[Stored items]
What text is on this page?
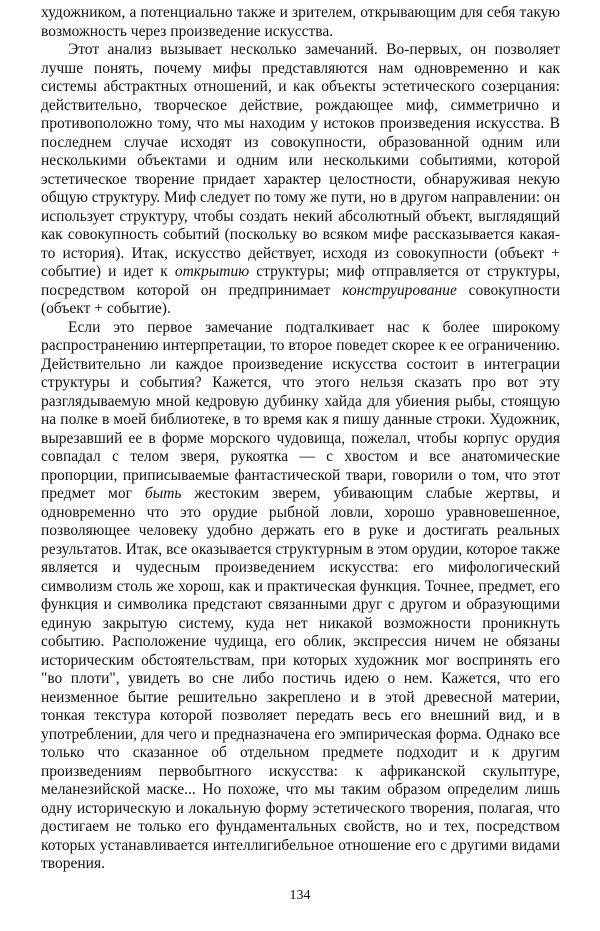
художником, а потенциально также и зрителем, открывающим для себя такую возможность через произведение искусства.

Этот анализ вызывает несколько замечаний. Во-первых, он позволяет лучше понять, почему мифы представляются нам одновременно и как системы абстрактных отношений, и как объекты эстетического созерцания: действительно, творческое действие, рождающее миф, симметрично и противоположно тому, что мы находим у истоков произведения искусства. В последнем случае исходят из совокупности, образованной одним или несколькими объектами и одним или несколькими событиями, которой эстетическое творение придает характер целостности, обнаруживая некую общую структуру. Миф следует по тому же пути, но в другом направлении: он использует структуру, чтобы создать некий абсолютный объект, выглядящий как совокупность событий (поскольку во всяком мифе рассказывается какая-то история). Итак, искусство действует, исходя из совокупности (объект + событие) и идет к открытию структуры; миф отправляется от структуры, посредством которой он предпринимает конструирование совокупности (объект + событие).

Если это первое замечание подталкивает нас к более широкому распространению интерпретации, то второе поведет скорее к ее ограничению. Действительно ли каждое произведение искусства состоит в интеграции структуры и события? Кажется, что этого нельзя сказать про вот эту разглядываемую мной кедровую дубинку хайда для убиения рыбы, стоящую на полке в моей библиотеке, в то время как я пишу данные строки. Художник, вырезавший ее в форме морского чудовища, пожелал, чтобы корпус орудия совпадал с телом зверя, рукоятка — с хвостом и все анатомические пропорции, приписываемые фантастической твари, говорили о том, что этот предмет мог быть жестоким зверем, убивающим слабые жертвы, и одновременно что это орудие рыбной ловли, хорошо уравновешенное, позволяющее человеку удобно держать его в руке и достигать реальных результатов. Итак, все оказывается структурным в этом орудии, которое также является и чудесным произведением искусства: его мифологический символизм столь же хорош, как и практическая функция. Точнее, предмет, его функция и символика предстают связанными друг с другом и образующими единую закрытую систему, куда нет никакой возможности проникнуть событию. Расположение чудища, его облик, экспрессия ничем не обязаны историческим обстоятельствам, при которых художник мог воспринять его "во плоти", увидеть во сне либо постичь идею о нем. Кажется, что его неизменное бытие решительно закреплено и в этой древесной материи, тонкая текстура которой позволяет передать весь его внешний вид, и в употреблении, для чего и предназначена его эмпирическая форма. Однако все только что сказанное об отдельном предмете подходит и к другим произведениям первобытного искусства: к африканской скульптуре, меланезийской маске... Но похоже, что мы таким образом определим лишь одну историческую и локальную форму эстетического творения, полагая, что достигаем не только его фундаментальных свойств, но и тех, посредством которых устанавливается интеллигибельное отношение его с другими видами творения.

134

_Set exercise_
Leave out the pictures and return every record word for word.

_Solved exercise_
What text is on this page?
художником, а потенциально также и зрителем, открывающим для себя такую возможность через произведение искусства.

Этот анализ вызывает несколько замечаний. Во-первых, он позволяет лучше понять, почему мифы представляются нам одновременно и как системы абстрактных отношений, и как объекты эстетического созерцания: действительно, творческое действие, рождающее миф, симметрично и противоположно тому, что мы находим у истоков произведения искусства. В последнем случае исходят из совокупности, образованной одним или несколькими объектами и одним или несколькими событиями, которой эстетическое творение придает характер целостности, обнаруживая некую общую структуру. Миф следует по тому же пути, но в другом направлении: он использует структуру, чтобы создать некий абсолютный объект, выглядящий как совокупность событий (поскольку во всяком мифе рассказывается какая-то история). Итак, искусство действует, исходя из совокупности (объект + событие) и идет к открытию структуры; миф отправляется от структуры, посредством которой он предпринимает конструирование совокупности (объект + событие).

Если это первое замечание подталкивает нас к более широкому распространению интерпретации, то второе поведет скорее к ее ограничению. Действительно ли каждое произведение искусства состоит в интеграции структуры и события? Кажется, что этого нельзя сказать про вот эту разглядываемую мной кедровую дубинку хайда для убиения рыбы, стоящую на полке в моей библиотеке, в то время как я пишу данные строки. Художник, вырезавший ее в форме морского чудовища, пожелал, чтобы корпус орудия совпадал с телом зверя, рукоятка — с хвостом и все анатомические пропорции, приписываемые фантастической твари, говорили о том, что этот предмет мог быть жестоким зверем, убивающим слабые жертвы, и одновременно что это орудие рыбной ловли, хорошо уравновешенное, позволяющее человеку удобно держать его в руке и достигать реальных результатов. Итак, все оказывается структурным в этом орудии, которое также является и чудесным произведением искусства: его мифологический символизм столь же хорош, как и практическая функция. Точнее, предмет, его функция и символика предстают связанными друг с другом и образующими единую закрытую систему, куда нет никакой возможности проникнуть событию. Расположение чудища, его облик, экспрессия ничем не обязаны историческим обстоятельствам, при которых художник мог воспринять его "во плоти", увидеть во сне либо постичь идею о нем. Кажется, что его неизменное бытие решительно закреплено и в этой древесной материи, тонкая текстура которой позволяет передать весь его внешний вид, и в употреблении, для чего и предназначена его эмпирическая форма. Однако все только что сказанное об отдельном предмете подходит и к другим произведениям первобытного искусства: к африканской скульптуре, меланезийской маске... Но похоже, что мы таким образом определим лишь одну историческую и локальную форму эстетического творения, полагая, что достигаем не только его фундаментальных свойств, но и тех, посредством которых устанавливается интеллигибельное отношение его с другими видами творения.

134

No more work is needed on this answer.